Start Task input

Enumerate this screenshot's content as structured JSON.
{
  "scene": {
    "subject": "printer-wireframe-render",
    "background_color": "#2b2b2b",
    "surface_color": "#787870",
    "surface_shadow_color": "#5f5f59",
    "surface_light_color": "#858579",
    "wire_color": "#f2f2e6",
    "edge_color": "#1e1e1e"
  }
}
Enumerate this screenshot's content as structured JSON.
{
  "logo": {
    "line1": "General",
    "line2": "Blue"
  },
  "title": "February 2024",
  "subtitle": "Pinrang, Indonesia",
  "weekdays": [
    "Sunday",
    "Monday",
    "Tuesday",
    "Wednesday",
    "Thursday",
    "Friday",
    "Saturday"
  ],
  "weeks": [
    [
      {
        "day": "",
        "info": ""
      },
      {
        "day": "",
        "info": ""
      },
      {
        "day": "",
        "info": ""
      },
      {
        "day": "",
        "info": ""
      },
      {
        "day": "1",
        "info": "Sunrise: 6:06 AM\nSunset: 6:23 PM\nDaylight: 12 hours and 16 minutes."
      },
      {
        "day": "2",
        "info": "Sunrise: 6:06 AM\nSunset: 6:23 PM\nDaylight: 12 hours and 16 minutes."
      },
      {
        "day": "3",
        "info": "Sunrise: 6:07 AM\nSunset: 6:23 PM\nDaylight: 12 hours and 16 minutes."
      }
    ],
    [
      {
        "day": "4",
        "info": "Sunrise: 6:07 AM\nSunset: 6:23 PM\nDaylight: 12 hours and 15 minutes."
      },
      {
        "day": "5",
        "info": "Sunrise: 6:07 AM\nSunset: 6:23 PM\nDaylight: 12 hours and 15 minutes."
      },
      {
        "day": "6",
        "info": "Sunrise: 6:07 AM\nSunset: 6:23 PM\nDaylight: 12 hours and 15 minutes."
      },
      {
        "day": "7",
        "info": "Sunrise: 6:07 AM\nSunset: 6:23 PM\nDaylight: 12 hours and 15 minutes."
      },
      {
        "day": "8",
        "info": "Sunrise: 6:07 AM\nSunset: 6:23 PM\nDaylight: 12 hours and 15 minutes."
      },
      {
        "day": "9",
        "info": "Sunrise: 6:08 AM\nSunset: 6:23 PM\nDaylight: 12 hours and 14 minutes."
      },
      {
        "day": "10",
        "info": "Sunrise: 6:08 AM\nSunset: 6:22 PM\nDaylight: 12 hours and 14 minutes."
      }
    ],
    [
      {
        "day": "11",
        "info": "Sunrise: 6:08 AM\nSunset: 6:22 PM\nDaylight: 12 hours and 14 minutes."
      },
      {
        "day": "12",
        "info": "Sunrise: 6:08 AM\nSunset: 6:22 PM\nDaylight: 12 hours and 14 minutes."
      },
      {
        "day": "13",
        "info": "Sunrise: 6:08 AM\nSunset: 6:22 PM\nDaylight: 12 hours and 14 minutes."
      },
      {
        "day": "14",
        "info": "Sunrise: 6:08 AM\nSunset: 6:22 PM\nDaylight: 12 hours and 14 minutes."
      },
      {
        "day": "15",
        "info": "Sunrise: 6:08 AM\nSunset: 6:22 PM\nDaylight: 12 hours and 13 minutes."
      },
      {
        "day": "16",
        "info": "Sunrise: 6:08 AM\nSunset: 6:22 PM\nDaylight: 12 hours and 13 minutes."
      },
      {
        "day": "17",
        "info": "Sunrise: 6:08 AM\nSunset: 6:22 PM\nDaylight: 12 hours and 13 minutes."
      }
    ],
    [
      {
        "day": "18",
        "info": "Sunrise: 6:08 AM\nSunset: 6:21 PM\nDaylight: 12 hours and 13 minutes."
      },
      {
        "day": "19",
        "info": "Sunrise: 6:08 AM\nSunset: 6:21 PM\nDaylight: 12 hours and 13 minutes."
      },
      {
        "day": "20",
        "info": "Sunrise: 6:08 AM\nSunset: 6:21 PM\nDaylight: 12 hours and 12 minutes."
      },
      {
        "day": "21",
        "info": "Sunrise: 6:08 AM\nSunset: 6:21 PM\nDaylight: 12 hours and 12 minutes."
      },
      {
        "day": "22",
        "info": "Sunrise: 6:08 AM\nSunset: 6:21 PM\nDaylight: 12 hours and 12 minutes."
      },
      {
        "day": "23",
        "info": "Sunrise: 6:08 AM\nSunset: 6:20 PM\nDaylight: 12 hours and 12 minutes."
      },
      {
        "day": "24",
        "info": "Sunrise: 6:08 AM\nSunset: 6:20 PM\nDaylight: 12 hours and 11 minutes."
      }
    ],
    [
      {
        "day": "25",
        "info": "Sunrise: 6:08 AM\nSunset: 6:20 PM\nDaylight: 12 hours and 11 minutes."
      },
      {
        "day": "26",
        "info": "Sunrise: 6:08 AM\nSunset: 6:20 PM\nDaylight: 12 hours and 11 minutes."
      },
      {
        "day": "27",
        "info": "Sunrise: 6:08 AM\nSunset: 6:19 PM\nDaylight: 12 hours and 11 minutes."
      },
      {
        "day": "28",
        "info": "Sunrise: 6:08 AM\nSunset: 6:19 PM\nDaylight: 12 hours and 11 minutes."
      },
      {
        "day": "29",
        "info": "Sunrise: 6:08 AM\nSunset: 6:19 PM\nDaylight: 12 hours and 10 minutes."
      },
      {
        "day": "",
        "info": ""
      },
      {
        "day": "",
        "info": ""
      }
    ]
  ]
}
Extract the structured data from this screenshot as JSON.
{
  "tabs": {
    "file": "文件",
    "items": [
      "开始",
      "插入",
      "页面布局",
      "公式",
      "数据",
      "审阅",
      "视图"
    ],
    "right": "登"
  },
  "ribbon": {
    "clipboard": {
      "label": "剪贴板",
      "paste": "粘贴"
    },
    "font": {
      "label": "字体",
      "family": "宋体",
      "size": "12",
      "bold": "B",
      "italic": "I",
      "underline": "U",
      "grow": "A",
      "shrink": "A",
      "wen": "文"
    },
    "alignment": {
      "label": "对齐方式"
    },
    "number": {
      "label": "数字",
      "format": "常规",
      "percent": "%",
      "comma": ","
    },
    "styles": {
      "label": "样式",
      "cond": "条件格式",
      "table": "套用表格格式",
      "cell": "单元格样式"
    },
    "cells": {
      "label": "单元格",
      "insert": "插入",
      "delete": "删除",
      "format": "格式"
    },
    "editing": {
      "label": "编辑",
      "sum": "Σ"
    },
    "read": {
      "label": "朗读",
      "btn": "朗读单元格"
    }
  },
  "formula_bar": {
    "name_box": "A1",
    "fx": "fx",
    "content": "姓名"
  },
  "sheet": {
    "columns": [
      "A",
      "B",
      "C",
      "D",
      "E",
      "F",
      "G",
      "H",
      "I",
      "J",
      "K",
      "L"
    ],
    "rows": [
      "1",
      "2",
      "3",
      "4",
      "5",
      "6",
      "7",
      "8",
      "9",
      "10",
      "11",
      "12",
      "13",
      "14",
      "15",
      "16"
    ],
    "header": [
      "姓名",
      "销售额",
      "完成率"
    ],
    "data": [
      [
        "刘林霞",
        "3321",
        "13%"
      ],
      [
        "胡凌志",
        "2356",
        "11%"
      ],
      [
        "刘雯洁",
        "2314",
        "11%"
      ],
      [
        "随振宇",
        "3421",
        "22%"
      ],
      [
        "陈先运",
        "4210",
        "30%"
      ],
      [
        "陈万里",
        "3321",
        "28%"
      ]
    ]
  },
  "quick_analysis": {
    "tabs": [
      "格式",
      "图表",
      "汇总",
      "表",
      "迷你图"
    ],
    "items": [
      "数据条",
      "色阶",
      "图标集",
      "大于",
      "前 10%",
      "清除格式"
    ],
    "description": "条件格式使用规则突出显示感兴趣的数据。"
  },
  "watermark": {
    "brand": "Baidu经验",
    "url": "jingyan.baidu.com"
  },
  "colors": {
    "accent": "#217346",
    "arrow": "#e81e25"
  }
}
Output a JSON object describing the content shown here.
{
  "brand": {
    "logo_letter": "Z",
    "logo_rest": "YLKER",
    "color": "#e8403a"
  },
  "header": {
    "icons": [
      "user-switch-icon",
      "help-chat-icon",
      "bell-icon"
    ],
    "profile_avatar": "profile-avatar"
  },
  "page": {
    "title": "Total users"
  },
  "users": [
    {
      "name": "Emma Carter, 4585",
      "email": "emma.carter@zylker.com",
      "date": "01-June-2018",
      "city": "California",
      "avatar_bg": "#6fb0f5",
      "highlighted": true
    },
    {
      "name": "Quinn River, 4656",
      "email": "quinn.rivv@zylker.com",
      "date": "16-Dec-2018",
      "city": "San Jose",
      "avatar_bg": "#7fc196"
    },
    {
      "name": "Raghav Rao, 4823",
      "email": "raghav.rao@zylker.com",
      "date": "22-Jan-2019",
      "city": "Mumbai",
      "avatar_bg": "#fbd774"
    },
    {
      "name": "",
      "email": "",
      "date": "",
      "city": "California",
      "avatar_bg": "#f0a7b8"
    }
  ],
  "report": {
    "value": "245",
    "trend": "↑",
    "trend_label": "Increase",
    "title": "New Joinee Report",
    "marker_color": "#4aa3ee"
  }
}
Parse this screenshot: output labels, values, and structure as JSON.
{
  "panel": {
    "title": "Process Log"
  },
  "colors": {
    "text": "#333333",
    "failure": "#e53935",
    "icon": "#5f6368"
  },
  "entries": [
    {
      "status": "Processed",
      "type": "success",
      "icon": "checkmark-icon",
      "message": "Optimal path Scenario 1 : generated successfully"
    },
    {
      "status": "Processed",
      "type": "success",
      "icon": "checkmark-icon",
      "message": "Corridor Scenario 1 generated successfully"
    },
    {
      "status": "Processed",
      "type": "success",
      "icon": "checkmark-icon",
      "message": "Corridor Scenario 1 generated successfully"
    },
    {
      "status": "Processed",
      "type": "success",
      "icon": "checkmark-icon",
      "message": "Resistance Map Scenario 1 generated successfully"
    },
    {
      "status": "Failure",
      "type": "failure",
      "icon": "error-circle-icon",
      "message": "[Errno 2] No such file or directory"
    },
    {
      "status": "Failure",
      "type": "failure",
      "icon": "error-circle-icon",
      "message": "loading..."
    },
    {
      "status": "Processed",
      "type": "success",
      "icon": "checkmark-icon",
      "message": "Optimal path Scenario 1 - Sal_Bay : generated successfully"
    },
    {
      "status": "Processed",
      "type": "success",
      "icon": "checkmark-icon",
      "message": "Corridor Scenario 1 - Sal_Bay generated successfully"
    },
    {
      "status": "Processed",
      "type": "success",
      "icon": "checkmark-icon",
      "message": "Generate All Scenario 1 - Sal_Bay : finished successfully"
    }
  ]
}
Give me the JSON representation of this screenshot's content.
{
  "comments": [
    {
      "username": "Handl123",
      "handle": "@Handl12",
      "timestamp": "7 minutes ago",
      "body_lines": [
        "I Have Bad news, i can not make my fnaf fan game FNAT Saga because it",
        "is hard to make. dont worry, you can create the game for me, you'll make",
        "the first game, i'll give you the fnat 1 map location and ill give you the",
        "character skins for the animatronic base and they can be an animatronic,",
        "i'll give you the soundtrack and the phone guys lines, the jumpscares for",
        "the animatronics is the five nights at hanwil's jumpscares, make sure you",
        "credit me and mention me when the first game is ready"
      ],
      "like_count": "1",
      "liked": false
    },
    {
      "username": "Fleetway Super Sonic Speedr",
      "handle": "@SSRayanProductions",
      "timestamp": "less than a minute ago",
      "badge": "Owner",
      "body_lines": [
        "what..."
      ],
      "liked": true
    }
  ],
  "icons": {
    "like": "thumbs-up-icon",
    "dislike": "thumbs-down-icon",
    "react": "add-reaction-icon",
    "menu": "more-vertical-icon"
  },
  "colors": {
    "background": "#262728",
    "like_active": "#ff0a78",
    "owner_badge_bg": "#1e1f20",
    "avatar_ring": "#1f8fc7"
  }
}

End Task input

### Problem statement
Copy every line of the material in which the word "path" occurs.

### Result for this exercise
      "message": "Optimal path Scenario 1 : generated successfully"
      "message": "Optimal path Scenario 1 - Sal_Bay : generated successfully"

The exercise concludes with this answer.